Task a:
Rewrite the passage on the smallest subarray with k distinct numbers from "The simplest approach" up to and including "to take care.", replacing "simplest" with "most direct".

--- begin Text extract ---

Smallest subarray with k distinct numbers
Last Updated :
22 Jul, 2022
We are given an array consisting of n integers and an integer k. We need to find the minimum range in array [l, r] (both l and r are inclusive) such that there are exactly k different numbers. If such subarray doesn’t exist print “Invalid k”.
Examples:
Input : arr[] = { 1, 1, 2, 2, 3, 3, 4, 5}
k = 3
Output : 5 7
Input : arr[] = { 1, 2, 2, 3}
k = 2
Output : 0 1
Input : arr[] = {1, 1, 2, 1, 2}
k = 3
Output : Invalid k
Approach 1 : (Brute Force Method)
The simplest approach in this problem is, try to generate all the subarrays and check for which subarray the size is k. But there are some points we need to take care.

--- end Text extract ---

Task b:
Return the lines of the rows below from the line with "y-tick-label: 2.0 xyxy=(49,15,77,33)" up to and including the line with "y-tick-label: 0.5 xyxy=(49,407,77,426)".

--- begin Listed entries ---

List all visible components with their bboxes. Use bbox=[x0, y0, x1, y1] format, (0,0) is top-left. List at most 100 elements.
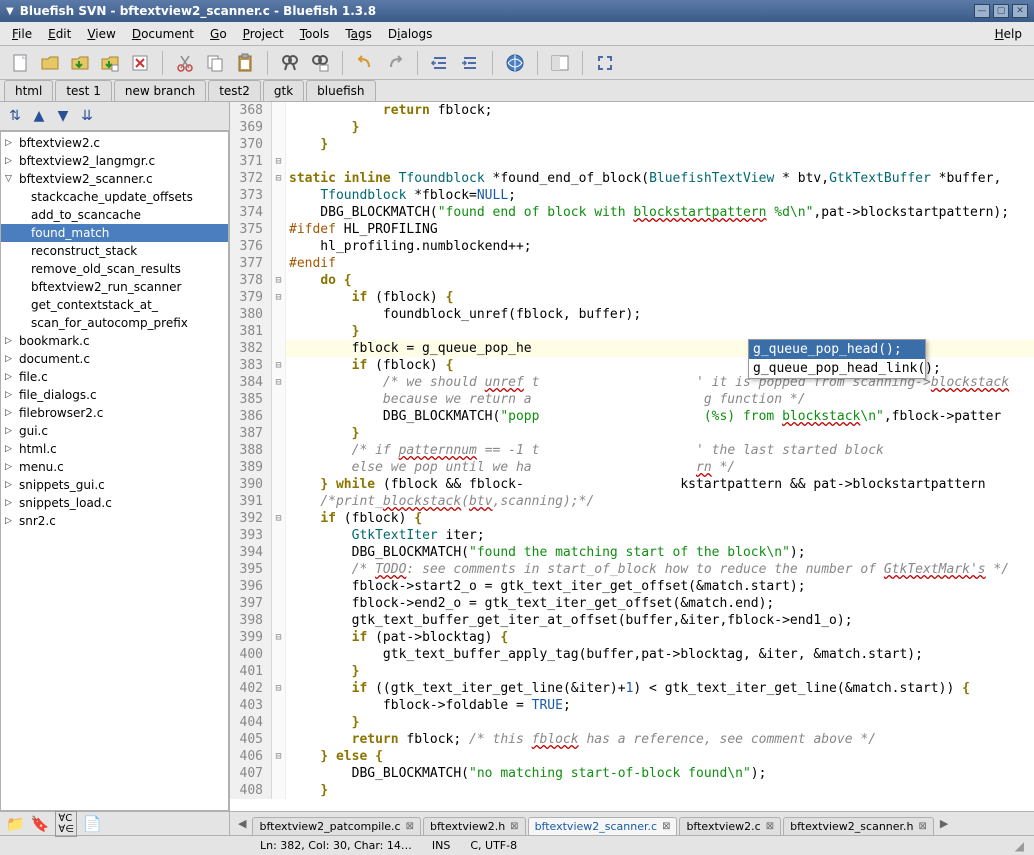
code-line[interactable]: 380 foundblock_unref(fblock, buffer); bbox=[230, 306, 1034, 323]
close-tab-icon[interactable]: ⊠ bbox=[510, 821, 518, 832]
code-text[interactable]: } bbox=[286, 782, 328, 799]
code-text[interactable]: if (pat->blocktag) { bbox=[286, 629, 508, 646]
code-text[interactable]: /* if patternnum == -1 t ' the last star… bbox=[286, 442, 884, 459]
resize-grip-icon[interactable]: ◢ bbox=[1015, 839, 1024, 853]
code-line[interactable]: 373 Tfoundblock *fblock=NULL; bbox=[230, 187, 1034, 204]
code-text[interactable]: do { bbox=[286, 272, 352, 289]
code-text[interactable]: /*print_blockstack(btv,scanning);*/ bbox=[286, 493, 594, 510]
tree-function[interactable]: reconstruct_stack bbox=[1, 242, 228, 260]
doctype-tab[interactable]: html bbox=[4, 80, 53, 101]
tree-file[interactable]: ▷snippets_load.c bbox=[1, 494, 228, 512]
close-tab-icon[interactable]: ⊠ bbox=[662, 821, 670, 832]
maximize-button[interactable]: ▢ bbox=[993, 4, 1009, 18]
code-line[interactable]: 375 #ifdef HL_PROFILING bbox=[230, 221, 1034, 238]
tree-file[interactable]: ▷filebrowser2.c bbox=[1, 404, 228, 422]
fold-marker[interactable]: ⊟ bbox=[272, 289, 286, 306]
redo-button[interactable] bbox=[381, 50, 409, 76]
file-tab[interactable]: bftextview2_scanner.h⊠ bbox=[783, 817, 934, 835]
chevron-right-icon[interactable]: ▷ bbox=[5, 138, 15, 148]
open-file-button[interactable] bbox=[36, 50, 64, 76]
code-text[interactable]: fblock->start2_o = gtk_text_iter_get_off… bbox=[286, 578, 806, 595]
code-line[interactable]: 379⊟ if (fblock) { bbox=[230, 289, 1034, 306]
code-line[interactable]: 377 #endif bbox=[230, 255, 1034, 272]
code-line[interactable]: 381 } bbox=[230, 323, 1034, 340]
fold-marker[interactable]: ⊟ bbox=[272, 629, 286, 646]
code-text[interactable]: } bbox=[286, 714, 359, 731]
fold-marker[interactable]: ⊟ bbox=[272, 680, 286, 697]
new-file-button[interactable] bbox=[6, 50, 34, 76]
menu-tools[interactable]: Tools bbox=[292, 24, 338, 44]
code-line[interactable]: 388 /* if patternnum == -1 t ' the last … bbox=[230, 442, 1034, 459]
code-line[interactable]: 370 } bbox=[230, 136, 1034, 153]
close-tab-icon[interactable]: ⊠ bbox=[766, 821, 774, 832]
tree-function[interactable]: remove_old_scan_results bbox=[1, 260, 228, 278]
code-text[interactable]: return fblock; bbox=[286, 102, 493, 119]
code-text[interactable]: GtkTextIter iter; bbox=[286, 527, 485, 544]
autocomplete-item[interactable]: g_queue_pop_head_link(); bbox=[749, 359, 925, 378]
save-as-button[interactable] bbox=[96, 50, 124, 76]
code-text[interactable]: if (fblock) { bbox=[286, 289, 453, 306]
code-text[interactable]: if (fblock) { bbox=[286, 357, 453, 374]
sidebar-arrow-both-icon[interactable]: ⇅ bbox=[6, 108, 24, 124]
file-tab[interactable]: bftextview2.c⊠ bbox=[679, 817, 781, 835]
close-tab-icon[interactable]: ⊠ bbox=[919, 821, 927, 832]
menu-view[interactable]: View bbox=[79, 24, 123, 44]
code-text[interactable]: } bbox=[286, 323, 359, 340]
fullscreen-button[interactable] bbox=[591, 50, 619, 76]
fold-marker[interactable]: ⊟ bbox=[272, 510, 286, 527]
code-line[interactable]: 404 } bbox=[230, 714, 1034, 731]
chevron-right-icon[interactable]: ▷ bbox=[5, 462, 15, 472]
doctype-tab[interactable]: gtk bbox=[263, 80, 304, 101]
close-file-button[interactable] bbox=[126, 50, 154, 76]
code-text[interactable]: } bbox=[286, 136, 328, 153]
tree-function[interactable]: add_to_scancache bbox=[1, 206, 228, 224]
function-tree[interactable]: ▷bftextview2.c▷bftextview2_langmgr.c▽bft… bbox=[0, 131, 229, 811]
menu-go[interactable]: Go bbox=[202, 24, 235, 44]
code-line[interactable]: 391 /*print_blockstack(btv,scanning);*/ bbox=[230, 493, 1034, 510]
tab-next-button[interactable]: ▶ bbox=[936, 817, 952, 830]
code-area[interactable]: 368 return fblock;369 }370 }371⊟372⊟stat… bbox=[230, 102, 1034, 811]
fold-marker[interactable]: ⊟ bbox=[272, 272, 286, 289]
code-text[interactable] bbox=[286, 153, 289, 170]
code-line[interactable]: 407 DBG_BLOCKMATCH("no matching start-of… bbox=[230, 765, 1034, 782]
chevron-right-icon[interactable]: ▷ bbox=[5, 426, 15, 436]
menu-file[interactable]: File bbox=[4, 24, 40, 44]
chevron-right-icon[interactable]: ▷ bbox=[5, 156, 15, 166]
chevron-right-icon[interactable]: ▷ bbox=[5, 336, 15, 346]
tree-function[interactable]: stackcache_update_offsets bbox=[1, 188, 228, 206]
tree-function[interactable]: bftextview2_run_scanner bbox=[1, 278, 228, 296]
tree-function[interactable]: found_match bbox=[1, 224, 228, 242]
code-line[interactable]: 390 } while (fblock && fblock- kstartpat… bbox=[230, 476, 1034, 493]
close-tab-icon[interactable]: ⊠ bbox=[406, 821, 414, 832]
paste-button[interactable] bbox=[231, 50, 259, 76]
code-line[interactable]: 394 DBG_BLOCKMATCH("found the matching s… bbox=[230, 544, 1034, 561]
sidebar-arrow-down-icon[interactable]: ▼ bbox=[54, 108, 72, 124]
code-line[interactable]: 393 GtkTextIter iter; bbox=[230, 527, 1034, 544]
code-line[interactable]: 396 fblock->start2_o = gtk_text_iter_get… bbox=[230, 578, 1034, 595]
code-text[interactable]: fblock->foldable = TRUE; bbox=[286, 697, 571, 714]
code-line[interactable]: 406⊟ } else { bbox=[230, 748, 1034, 765]
for-all-icon[interactable]: ∀C∀∈ bbox=[55, 811, 77, 837]
code-line[interactable]: 397 fblock->end2_o = gtk_text_iter_get_o… bbox=[230, 595, 1034, 612]
code-line[interactable]: 387 } bbox=[230, 425, 1034, 442]
code-text[interactable]: static inline Tfoundblock *found_end_of_… bbox=[286, 170, 1001, 187]
code-text[interactable]: DBG_BLOCKMATCH("found end of block with … bbox=[286, 204, 1009, 221]
chevron-right-icon[interactable]: ▷ bbox=[5, 390, 15, 400]
code-line[interactable]: 376 hl_profiling.numblockend++; bbox=[230, 238, 1034, 255]
chevron-down-icon[interactable]: ▽ bbox=[5, 174, 15, 184]
tree-function[interactable]: get_contextstack_at_ bbox=[1, 296, 228, 314]
save-file-button[interactable] bbox=[66, 50, 94, 76]
code-line[interactable]: 369 } bbox=[230, 119, 1034, 136]
tree-function[interactable]: scan_for_autocomp_prefix bbox=[1, 314, 228, 332]
code-line[interactable]: 408 } bbox=[230, 782, 1034, 799]
doctype-tab[interactable]: test 1 bbox=[55, 80, 112, 101]
chevron-right-icon[interactable]: ▷ bbox=[5, 516, 15, 526]
tree-file[interactable]: ▷document.c bbox=[1, 350, 228, 368]
code-line[interactable]: 385 because we return a g function */ bbox=[230, 391, 1034, 408]
autocomplete-popup[interactable]: g_queue_pop_head();g_queue_pop_head_link… bbox=[748, 339, 926, 379]
code-text[interactable]: because we return a g function */ bbox=[286, 391, 806, 408]
sidebar-arrow-down2-icon[interactable]: ⇊ bbox=[78, 108, 96, 124]
browser-preview-button[interactable] bbox=[501, 50, 529, 76]
code-text[interactable]: fblock = g_queue_pop_he bbox=[286, 340, 532, 357]
bookmark-icon[interactable]: 🔖 bbox=[31, 815, 50, 833]
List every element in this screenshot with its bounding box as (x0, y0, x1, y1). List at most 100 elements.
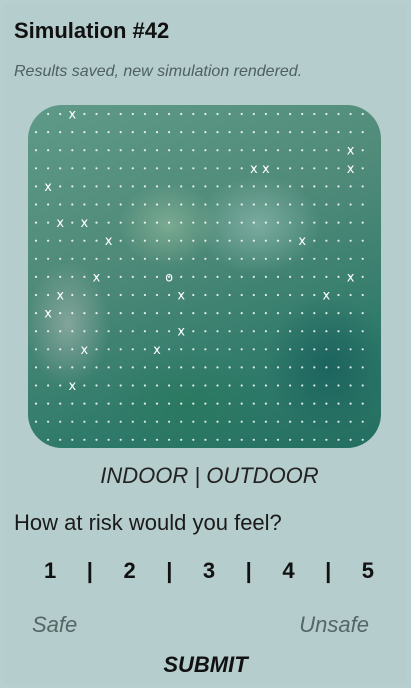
grid-dot (34, 384, 38, 387)
grid-dot (313, 167, 316, 170)
grid-dot (143, 257, 146, 260)
grid-dot (71, 312, 74, 315)
grid-dot (349, 384, 352, 387)
grid-dot (240, 112, 243, 116)
grid-dot (34, 420, 38, 423)
grid-dot (264, 257, 267, 260)
grid-dot (289, 366, 292, 369)
grid-dot (240, 348, 243, 351)
grid-dot (204, 149, 207, 152)
grid-dot (95, 348, 98, 351)
grid-dot (192, 330, 195, 333)
grid-dot (361, 239, 364, 242)
grid-dot (47, 420, 50, 423)
grid-dot (192, 149, 195, 152)
grid-dot (289, 203, 292, 206)
person-marker: x (68, 379, 76, 394)
grid-dot (252, 203, 255, 206)
grid-dot (47, 348, 50, 351)
grid-dot (95, 167, 98, 170)
grid-dot (240, 275, 243, 278)
grid-dot (313, 131, 316, 134)
grid-dot (168, 293, 171, 297)
grid-dot (204, 438, 207, 441)
grid-dot (83, 149, 86, 152)
grid-dot (59, 348, 62, 351)
grid-dot (204, 112, 207, 116)
grid-dot (325, 203, 328, 206)
grid-dot (252, 112, 255, 116)
grid-dot (83, 402, 86, 405)
grid-dot (276, 438, 280, 441)
grid-dot (313, 402, 316, 405)
grid-dot (228, 203, 231, 206)
grid-dot (168, 131, 171, 134)
grid-dot (204, 366, 207, 369)
grid-dot (143, 149, 146, 152)
grid-dot (71, 257, 74, 260)
grid-dot (301, 312, 304, 315)
grid-dot (301, 402, 304, 405)
grid-dot (252, 420, 255, 423)
grid-dot (361, 312, 364, 315)
grid-dot (264, 131, 267, 134)
grid-dot (59, 330, 62, 333)
risk-option-1[interactable]: 1 (44, 558, 56, 584)
grid-dot (252, 348, 255, 351)
grid-dot (301, 438, 304, 441)
person-marker: x (44, 307, 52, 322)
grid-dot (313, 366, 316, 369)
grid-dot (192, 275, 195, 278)
grid-dot (361, 203, 364, 206)
page-title: Simulation #42 (14, 18, 170, 43)
person-marker: x (81, 343, 89, 358)
grid-dot (289, 275, 292, 278)
person-marker: x (347, 270, 355, 285)
grid-dot (289, 131, 292, 134)
person-marker: x (177, 325, 185, 340)
grid-dot (180, 167, 183, 170)
grid-dot (107, 384, 110, 387)
grid-dot (301, 384, 304, 387)
grid-dot (95, 366, 98, 369)
grid-dot (252, 131, 255, 134)
grid-dot (107, 185, 110, 188)
person-marker: x (68, 108, 76, 123)
grid-dot (192, 203, 195, 206)
grid-dot (361, 402, 364, 405)
grid-dot (192, 384, 195, 387)
grid-dot (301, 348, 304, 351)
person-marker: x (56, 216, 64, 231)
grid-dot (143, 402, 146, 405)
grid-dot (216, 384, 219, 387)
submit-button[interactable]: SUBMIT (4, 652, 407, 678)
grid-dot (289, 384, 292, 387)
grid-dot (240, 185, 243, 188)
grid-dot (313, 293, 316, 297)
grid-dot (47, 402, 50, 405)
grid-dot (192, 293, 195, 297)
grid-dot (107, 402, 110, 405)
grid-dot (228, 293, 231, 297)
grid-dot (313, 330, 316, 333)
risk-option-3[interactable]: 3 (203, 558, 215, 584)
grid-dot (131, 149, 134, 152)
grid-dot (143, 131, 146, 134)
grid-dot (34, 221, 38, 224)
grid-dot (337, 112, 340, 116)
grid-dot (276, 239, 280, 242)
grid-dot (119, 131, 122, 134)
grid-dot (131, 275, 134, 278)
grid-dot (155, 257, 159, 260)
grid-dot (83, 293, 86, 297)
risk-option-2[interactable]: 2 (123, 558, 135, 584)
grid-dot (119, 185, 122, 188)
grid-dot (155, 330, 159, 333)
grid-dot (252, 185, 255, 188)
grid-dot (71, 293, 74, 297)
grid-dot (180, 185, 183, 188)
risk-option-4[interactable]: 4 (282, 558, 294, 584)
risk-option-5[interactable]: 5 (362, 558, 374, 584)
grid-dot (168, 348, 171, 351)
grid-dot (71, 366, 74, 369)
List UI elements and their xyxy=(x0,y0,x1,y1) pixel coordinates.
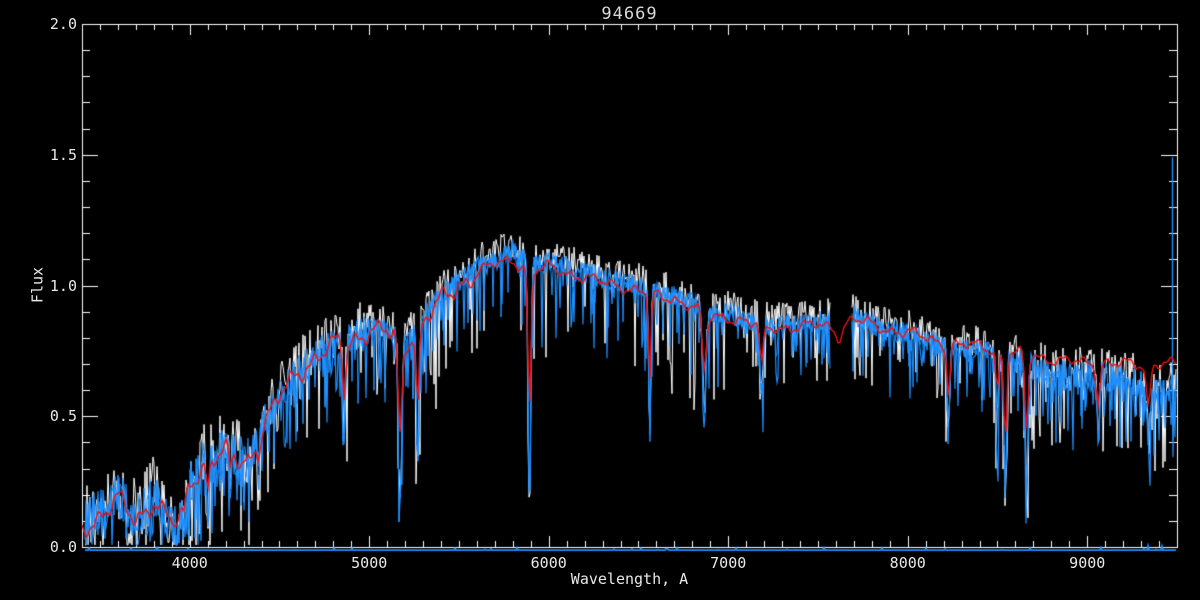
y-tick-label: 2.0 xyxy=(49,15,77,33)
x-tick-label: 5000 xyxy=(351,554,388,572)
spectrum-plot-window: 94669 Flux Wavelength, A 4000 5000 6000 700… xyxy=(0,0,1200,600)
plot-title: 94669 xyxy=(601,4,658,24)
y-tick-label: 1.5 xyxy=(49,145,77,164)
x-tick-label: 9000 xyxy=(1069,554,1106,572)
x-tick-label: 6000 xyxy=(530,554,567,572)
x-tick-label: 8000 xyxy=(889,554,926,572)
y-tick-label: 0.0 xyxy=(49,538,77,556)
x-axis-label: Wavelength, A xyxy=(570,570,689,588)
x-tick-label: 4000 xyxy=(171,554,208,572)
y-tick-label: 1.0 xyxy=(49,276,77,295)
spectrum-plot-canvas xyxy=(0,0,1200,600)
x-tick-label: 7000 xyxy=(710,554,747,572)
y-tick-label: 0.5 xyxy=(49,407,77,426)
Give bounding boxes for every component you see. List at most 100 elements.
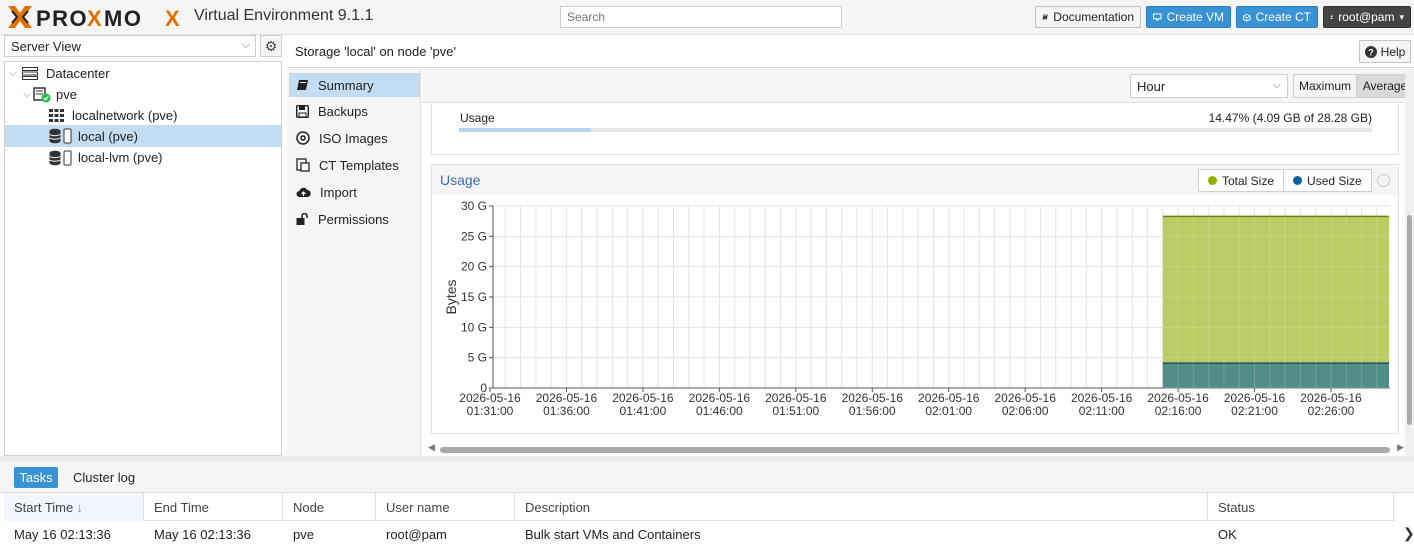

--- end Listed entries ---

Exercise solution a:
The most direct approach in this problem is, try to generate all the subarrays and check for which subarray the size is k. But there are some points we need to take care.

Exercise solution b:
y-tick-label: 2.0 xyxy=(49,15,77,33)
x-tick-label: 5000 xyxy=(351,554,388,572)
spectrum-plot-window: 94669 Flux Wavelength, A 4000 5000 6000 700… xyxy=(0,0,1200,600)
plot-title: 94669 xyxy=(601,4,658,24)
y-tick-label: 1.5 xyxy=(49,145,77,164)
x-tick-label: 9000 xyxy=(1069,554,1106,572)
x-tick-label: 6000 xyxy=(530,554,567,572)
x-tick-label: 8000 xyxy=(889,554,926,572)
y-tick-label: 0.0 xyxy=(49,538,77,556)
x-axis-label: Wavelength, A xyxy=(570,570,689,588)
x-tick-label: 4000 xyxy=(171,554,208,572)
y-tick-label: 1.0 xyxy=(49,276,77,295)
spectrum-plot-canvas xyxy=(0,0,1200,600)
x-tick-label: 7000 xyxy=(710,554,747,572)
y-tick-label: 0.5 xyxy=(49,407,77,426)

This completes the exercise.